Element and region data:
-=-=-=-=-

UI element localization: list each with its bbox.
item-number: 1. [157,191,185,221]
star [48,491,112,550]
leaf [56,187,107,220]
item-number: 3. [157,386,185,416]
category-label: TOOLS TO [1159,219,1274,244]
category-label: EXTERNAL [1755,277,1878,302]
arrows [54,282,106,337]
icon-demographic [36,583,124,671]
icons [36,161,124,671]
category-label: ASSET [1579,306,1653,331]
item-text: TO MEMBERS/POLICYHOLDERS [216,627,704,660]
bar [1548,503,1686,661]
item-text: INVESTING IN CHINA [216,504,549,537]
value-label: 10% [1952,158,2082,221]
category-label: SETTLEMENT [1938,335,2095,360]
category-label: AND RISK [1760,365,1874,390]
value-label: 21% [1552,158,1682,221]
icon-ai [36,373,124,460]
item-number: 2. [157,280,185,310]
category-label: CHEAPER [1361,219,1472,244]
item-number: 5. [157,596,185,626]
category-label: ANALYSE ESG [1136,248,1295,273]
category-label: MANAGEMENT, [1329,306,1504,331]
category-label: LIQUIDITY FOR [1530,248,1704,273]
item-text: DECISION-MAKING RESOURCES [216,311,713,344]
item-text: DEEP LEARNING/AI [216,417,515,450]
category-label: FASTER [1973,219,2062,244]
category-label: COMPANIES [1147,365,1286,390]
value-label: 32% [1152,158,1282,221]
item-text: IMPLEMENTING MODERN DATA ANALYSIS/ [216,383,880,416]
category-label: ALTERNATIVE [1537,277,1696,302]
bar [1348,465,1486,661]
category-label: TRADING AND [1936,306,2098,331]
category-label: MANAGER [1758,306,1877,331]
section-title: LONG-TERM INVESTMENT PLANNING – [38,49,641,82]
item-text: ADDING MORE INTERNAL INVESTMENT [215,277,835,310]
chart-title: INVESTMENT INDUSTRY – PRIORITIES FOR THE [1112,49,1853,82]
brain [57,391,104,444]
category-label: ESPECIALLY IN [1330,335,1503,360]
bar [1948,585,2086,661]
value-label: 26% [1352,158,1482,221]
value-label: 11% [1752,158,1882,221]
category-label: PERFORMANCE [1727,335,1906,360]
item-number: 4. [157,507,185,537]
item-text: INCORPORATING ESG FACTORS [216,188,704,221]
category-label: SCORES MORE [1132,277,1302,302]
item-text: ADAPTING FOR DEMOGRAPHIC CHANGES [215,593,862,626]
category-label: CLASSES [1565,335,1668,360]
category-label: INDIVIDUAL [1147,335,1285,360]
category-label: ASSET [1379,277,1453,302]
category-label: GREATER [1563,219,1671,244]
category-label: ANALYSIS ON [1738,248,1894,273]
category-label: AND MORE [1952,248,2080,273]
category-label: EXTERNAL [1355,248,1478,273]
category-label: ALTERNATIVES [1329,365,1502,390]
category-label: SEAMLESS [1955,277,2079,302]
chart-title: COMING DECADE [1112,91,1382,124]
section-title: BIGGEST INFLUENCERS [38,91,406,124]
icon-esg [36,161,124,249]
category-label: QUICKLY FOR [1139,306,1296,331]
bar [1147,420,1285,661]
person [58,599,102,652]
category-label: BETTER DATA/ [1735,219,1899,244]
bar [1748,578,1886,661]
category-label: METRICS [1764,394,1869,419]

-=-=-=-=-

§ **GOAL**
Reproduce every line of the data above, without changing anything.

§ **RESULT**
UI element localization: list each with its bbox.
item-number: 1. [157,191,185,221]
star [48,491,112,550]
leaf [56,187,107,220]
item-number: 3. [157,386,185,416]
category-label: TOOLS TO [1159,219,1274,244]
category-label: EXTERNAL [1755,277,1878,302]
arrows [54,282,106,337]
icon-demographic [36,583,124,671]
icons [36,161,124,671]
category-label: ASSET [1579,306,1653,331]
item-text: TO MEMBERS/POLICYHOLDERS [216,627,704,660]
bar [1548,503,1686,661]
item-text: INVESTING IN CHINA [216,504,549,537]
value-label: 10% [1952,158,2082,221]
category-label: SETTLEMENT [1938,335,2095,360]
category-label: AND RISK [1760,365,1874,390]
value-label: 21% [1552,158,1682,221]
icon-ai [36,373,124,460]
item-number: 2. [157,280,185,310]
category-label: CHEAPER [1361,219,1472,244]
item-number: 5. [157,596,185,626]
category-label: ANALYSE ESG [1136,248,1295,273]
category-label: MANAGEMENT, [1329,306,1504,331]
category-label: LIQUIDITY FOR [1530,248,1704,273]
item-text: DECISION-MAKING RESOURCES [216,311,713,344]
item-text: DEEP LEARNING/AI [216,417,515,450]
category-label: FASTER [1973,219,2062,244]
category-label: COMPANIES [1147,365,1286,390]
value-label: 32% [1152,158,1282,221]
item-text: IMPLEMENTING MODERN DATA ANALYSIS/ [216,383,880,416]
category-label: ALTERNATIVE [1537,277,1696,302]
bar [1348,465,1486,661]
category-label: TRADING AND [1936,306,2098,331]
category-label: MANAGER [1758,306,1877,331]
section-title: LONG-TERM INVESTMENT PLANNING – [38,49,641,82]
item-text: ADDING MORE INTERNAL INVESTMENT [215,277,835,310]
chart-title: INVESTMENT INDUSTRY – PRIORITIES FOR THE [1112,49,1853,82]
brain [57,391,104,444]
category-label: ESPECIALLY IN [1330,335,1503,360]
bar [1948,585,2086,661]
value-label: 26% [1352,158,1482,221]
value-label: 11% [1752,158,1882,221]
category-label: PERFORMANCE [1727,335,1906,360]
item-number: 4. [157,507,185,537]
item-text: INCORPORATING ESG FACTORS [216,188,704,221]
category-label: SCORES MORE [1132,277,1302,302]
item-text: ADAPTING FOR DEMOGRAPHIC CHANGES [215,593,862,626]
category-label: CLASSES [1565,335,1668,360]
category-label: INDIVIDUAL [1147,335,1285,360]
category-label: ASSET [1379,277,1453,302]
category-label: GREATER [1563,219,1671,244]
category-label: ANALYSIS ON [1738,248,1894,273]
category-label: AND MORE [1952,248,2080,273]
category-label: EXTERNAL [1355,248,1478,273]
category-label: ALTERNATIVES [1329,365,1502,390]
category-label: SEAMLESS [1955,277,2079,302]
chart-title: COMING DECADE [1112,91,1382,124]
section-title: BIGGEST INFLUENCERS [38,91,406,124]
icon-esg [36,161,124,249]
category-label: QUICKLY FOR [1139,306,1296,331]
bar [1147,420,1285,661]
person [58,599,102,652]
category-label: BETTER DATA/ [1735,219,1899,244]
bar [1748,578,1886,661]
category-label: METRICS [1764,394,1869,419]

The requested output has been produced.